TASK INPUTS.
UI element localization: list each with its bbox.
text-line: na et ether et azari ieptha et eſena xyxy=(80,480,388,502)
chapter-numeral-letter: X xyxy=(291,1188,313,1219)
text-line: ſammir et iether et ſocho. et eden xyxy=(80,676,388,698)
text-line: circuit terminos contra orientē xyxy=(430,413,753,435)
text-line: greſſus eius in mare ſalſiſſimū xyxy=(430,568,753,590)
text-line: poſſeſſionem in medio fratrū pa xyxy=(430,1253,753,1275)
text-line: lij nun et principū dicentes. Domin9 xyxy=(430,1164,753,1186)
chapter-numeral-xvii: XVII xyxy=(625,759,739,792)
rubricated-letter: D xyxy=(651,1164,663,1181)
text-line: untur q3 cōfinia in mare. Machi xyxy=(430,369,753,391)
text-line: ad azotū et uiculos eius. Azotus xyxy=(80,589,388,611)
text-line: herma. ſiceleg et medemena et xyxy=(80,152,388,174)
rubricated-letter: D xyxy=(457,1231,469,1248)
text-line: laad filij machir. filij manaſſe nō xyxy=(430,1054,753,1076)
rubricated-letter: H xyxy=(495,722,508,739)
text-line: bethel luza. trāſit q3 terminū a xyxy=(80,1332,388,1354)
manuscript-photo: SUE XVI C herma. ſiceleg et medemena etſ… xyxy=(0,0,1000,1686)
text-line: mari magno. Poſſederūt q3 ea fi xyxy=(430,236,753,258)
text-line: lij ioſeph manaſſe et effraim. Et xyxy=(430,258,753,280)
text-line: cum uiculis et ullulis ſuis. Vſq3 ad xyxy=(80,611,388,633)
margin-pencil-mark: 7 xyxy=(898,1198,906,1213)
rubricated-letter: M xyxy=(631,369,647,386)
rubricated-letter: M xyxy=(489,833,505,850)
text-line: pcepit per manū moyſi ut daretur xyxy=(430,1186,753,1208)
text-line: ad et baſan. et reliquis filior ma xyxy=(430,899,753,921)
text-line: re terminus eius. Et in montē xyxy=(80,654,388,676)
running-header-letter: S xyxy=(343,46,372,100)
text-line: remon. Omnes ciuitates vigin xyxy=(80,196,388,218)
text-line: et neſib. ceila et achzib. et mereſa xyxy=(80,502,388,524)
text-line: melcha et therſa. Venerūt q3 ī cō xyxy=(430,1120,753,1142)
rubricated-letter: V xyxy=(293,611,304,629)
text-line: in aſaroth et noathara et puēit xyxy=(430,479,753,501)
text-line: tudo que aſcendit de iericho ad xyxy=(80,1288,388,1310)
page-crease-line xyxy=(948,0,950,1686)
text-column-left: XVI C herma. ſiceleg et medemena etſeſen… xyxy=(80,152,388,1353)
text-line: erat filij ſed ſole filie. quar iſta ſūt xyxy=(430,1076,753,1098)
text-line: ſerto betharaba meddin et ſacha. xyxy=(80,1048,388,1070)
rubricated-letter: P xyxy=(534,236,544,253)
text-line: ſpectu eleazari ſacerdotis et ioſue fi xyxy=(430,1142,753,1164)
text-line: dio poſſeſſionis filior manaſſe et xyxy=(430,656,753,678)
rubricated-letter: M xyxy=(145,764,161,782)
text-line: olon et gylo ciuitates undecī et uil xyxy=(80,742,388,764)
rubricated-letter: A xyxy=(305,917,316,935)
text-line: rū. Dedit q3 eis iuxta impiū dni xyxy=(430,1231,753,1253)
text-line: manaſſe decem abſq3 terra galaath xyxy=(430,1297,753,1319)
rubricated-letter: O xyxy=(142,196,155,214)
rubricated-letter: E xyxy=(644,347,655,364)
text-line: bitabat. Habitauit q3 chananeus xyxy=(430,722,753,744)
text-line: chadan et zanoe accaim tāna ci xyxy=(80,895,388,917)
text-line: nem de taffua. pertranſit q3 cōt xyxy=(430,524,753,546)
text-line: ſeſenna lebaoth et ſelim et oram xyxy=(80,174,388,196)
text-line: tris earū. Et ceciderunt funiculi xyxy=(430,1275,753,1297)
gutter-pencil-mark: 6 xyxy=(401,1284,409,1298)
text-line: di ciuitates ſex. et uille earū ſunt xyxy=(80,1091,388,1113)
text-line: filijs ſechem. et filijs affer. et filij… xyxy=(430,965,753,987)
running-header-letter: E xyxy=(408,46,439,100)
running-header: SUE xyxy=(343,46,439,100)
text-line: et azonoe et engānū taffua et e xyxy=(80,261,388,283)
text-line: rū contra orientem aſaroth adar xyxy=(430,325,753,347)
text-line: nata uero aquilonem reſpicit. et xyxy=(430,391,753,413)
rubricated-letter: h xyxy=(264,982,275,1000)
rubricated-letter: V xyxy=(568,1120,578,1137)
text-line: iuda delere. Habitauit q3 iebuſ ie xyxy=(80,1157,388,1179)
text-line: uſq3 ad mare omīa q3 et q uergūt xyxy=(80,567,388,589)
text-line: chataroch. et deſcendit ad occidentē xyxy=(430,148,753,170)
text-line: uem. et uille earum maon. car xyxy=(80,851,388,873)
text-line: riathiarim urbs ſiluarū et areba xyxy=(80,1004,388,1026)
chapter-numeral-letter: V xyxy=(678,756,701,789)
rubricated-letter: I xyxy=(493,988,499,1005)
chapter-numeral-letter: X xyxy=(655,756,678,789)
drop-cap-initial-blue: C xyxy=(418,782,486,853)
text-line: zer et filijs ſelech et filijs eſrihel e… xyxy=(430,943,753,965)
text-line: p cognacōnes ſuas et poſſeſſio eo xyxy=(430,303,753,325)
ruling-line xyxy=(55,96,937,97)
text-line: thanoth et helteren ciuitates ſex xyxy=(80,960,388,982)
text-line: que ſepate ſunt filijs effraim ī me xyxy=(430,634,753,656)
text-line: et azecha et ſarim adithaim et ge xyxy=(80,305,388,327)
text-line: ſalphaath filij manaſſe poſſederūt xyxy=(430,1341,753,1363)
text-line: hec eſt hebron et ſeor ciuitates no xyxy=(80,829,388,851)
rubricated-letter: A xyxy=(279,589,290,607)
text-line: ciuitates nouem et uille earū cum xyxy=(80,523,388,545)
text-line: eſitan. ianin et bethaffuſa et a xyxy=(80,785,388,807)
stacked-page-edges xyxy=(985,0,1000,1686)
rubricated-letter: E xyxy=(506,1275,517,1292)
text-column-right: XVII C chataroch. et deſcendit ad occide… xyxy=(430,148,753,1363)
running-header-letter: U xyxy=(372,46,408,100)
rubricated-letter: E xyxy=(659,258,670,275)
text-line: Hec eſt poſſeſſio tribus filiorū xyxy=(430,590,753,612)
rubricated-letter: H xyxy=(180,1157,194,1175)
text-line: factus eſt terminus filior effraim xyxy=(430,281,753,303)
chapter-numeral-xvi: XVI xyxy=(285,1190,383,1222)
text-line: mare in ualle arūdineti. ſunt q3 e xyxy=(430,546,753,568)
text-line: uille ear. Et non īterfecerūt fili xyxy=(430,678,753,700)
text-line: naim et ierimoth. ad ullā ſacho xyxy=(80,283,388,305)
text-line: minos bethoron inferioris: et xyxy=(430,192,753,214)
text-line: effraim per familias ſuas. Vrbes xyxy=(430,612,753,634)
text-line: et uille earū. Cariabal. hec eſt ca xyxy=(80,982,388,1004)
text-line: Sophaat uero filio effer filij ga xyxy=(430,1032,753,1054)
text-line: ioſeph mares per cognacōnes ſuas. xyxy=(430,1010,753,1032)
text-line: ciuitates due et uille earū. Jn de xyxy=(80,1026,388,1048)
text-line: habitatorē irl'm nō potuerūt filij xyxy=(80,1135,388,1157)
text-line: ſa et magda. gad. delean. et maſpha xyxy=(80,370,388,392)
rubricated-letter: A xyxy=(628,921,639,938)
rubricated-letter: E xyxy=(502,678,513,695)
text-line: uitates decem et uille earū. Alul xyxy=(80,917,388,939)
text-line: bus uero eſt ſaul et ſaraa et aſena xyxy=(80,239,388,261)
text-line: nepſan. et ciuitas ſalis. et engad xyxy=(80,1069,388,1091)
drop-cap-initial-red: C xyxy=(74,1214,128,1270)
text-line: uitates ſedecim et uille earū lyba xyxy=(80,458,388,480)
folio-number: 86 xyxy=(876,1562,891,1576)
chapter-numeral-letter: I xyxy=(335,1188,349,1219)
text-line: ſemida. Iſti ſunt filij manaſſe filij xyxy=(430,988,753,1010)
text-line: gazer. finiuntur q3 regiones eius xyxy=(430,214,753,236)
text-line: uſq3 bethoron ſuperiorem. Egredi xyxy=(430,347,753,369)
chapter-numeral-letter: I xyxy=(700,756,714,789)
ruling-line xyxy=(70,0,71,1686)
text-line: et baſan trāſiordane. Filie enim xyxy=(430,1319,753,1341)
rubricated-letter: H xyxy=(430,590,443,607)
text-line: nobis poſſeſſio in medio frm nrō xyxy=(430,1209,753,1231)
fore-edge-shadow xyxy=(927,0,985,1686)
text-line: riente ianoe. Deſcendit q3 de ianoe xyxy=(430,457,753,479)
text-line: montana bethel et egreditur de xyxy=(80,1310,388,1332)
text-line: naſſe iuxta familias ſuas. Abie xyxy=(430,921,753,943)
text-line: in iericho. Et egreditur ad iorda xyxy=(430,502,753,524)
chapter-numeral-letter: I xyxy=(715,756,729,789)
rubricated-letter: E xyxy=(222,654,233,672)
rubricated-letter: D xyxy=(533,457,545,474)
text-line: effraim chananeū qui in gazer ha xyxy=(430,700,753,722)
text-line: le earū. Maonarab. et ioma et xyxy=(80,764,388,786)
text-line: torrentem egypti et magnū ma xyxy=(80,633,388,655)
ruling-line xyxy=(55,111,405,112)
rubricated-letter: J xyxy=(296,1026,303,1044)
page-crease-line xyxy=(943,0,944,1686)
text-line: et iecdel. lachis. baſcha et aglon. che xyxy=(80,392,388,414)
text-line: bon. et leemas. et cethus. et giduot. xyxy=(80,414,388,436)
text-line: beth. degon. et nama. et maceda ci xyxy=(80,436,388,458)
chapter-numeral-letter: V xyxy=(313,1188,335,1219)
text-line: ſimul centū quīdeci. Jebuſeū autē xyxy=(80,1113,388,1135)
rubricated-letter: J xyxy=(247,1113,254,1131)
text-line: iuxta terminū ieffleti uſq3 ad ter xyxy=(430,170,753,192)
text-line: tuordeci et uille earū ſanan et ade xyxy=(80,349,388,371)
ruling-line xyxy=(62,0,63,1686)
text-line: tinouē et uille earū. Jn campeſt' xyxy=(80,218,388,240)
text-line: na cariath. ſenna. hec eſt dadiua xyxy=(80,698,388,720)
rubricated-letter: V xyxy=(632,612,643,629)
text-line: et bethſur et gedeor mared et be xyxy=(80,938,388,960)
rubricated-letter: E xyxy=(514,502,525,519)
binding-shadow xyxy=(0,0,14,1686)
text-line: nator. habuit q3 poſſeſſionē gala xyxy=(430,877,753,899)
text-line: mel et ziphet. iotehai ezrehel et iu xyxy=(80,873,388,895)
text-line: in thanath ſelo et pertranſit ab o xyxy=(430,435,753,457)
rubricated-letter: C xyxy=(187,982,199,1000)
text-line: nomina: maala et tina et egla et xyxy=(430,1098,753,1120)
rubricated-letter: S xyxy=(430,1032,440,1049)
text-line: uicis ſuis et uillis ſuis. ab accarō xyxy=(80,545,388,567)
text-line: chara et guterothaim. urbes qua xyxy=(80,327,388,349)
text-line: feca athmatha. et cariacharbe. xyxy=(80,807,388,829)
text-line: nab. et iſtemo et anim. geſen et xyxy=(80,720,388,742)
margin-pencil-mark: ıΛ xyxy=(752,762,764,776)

WHAT NEEDS TO BE DONE.
Return the data unchanged, starting at its first line and ending after the line that contains "text-line: circuit terminos".

RESULT.
UI element localization: list each with its bbox.
text-line: na et ether et azari ieptha et eſena xyxy=(80,480,388,502)
chapter-numeral-letter: X xyxy=(291,1188,313,1219)
text-line: ſammir et iether et ſocho. et eden xyxy=(80,676,388,698)
text-line: circuit terminos contra orientē xyxy=(430,413,753,435)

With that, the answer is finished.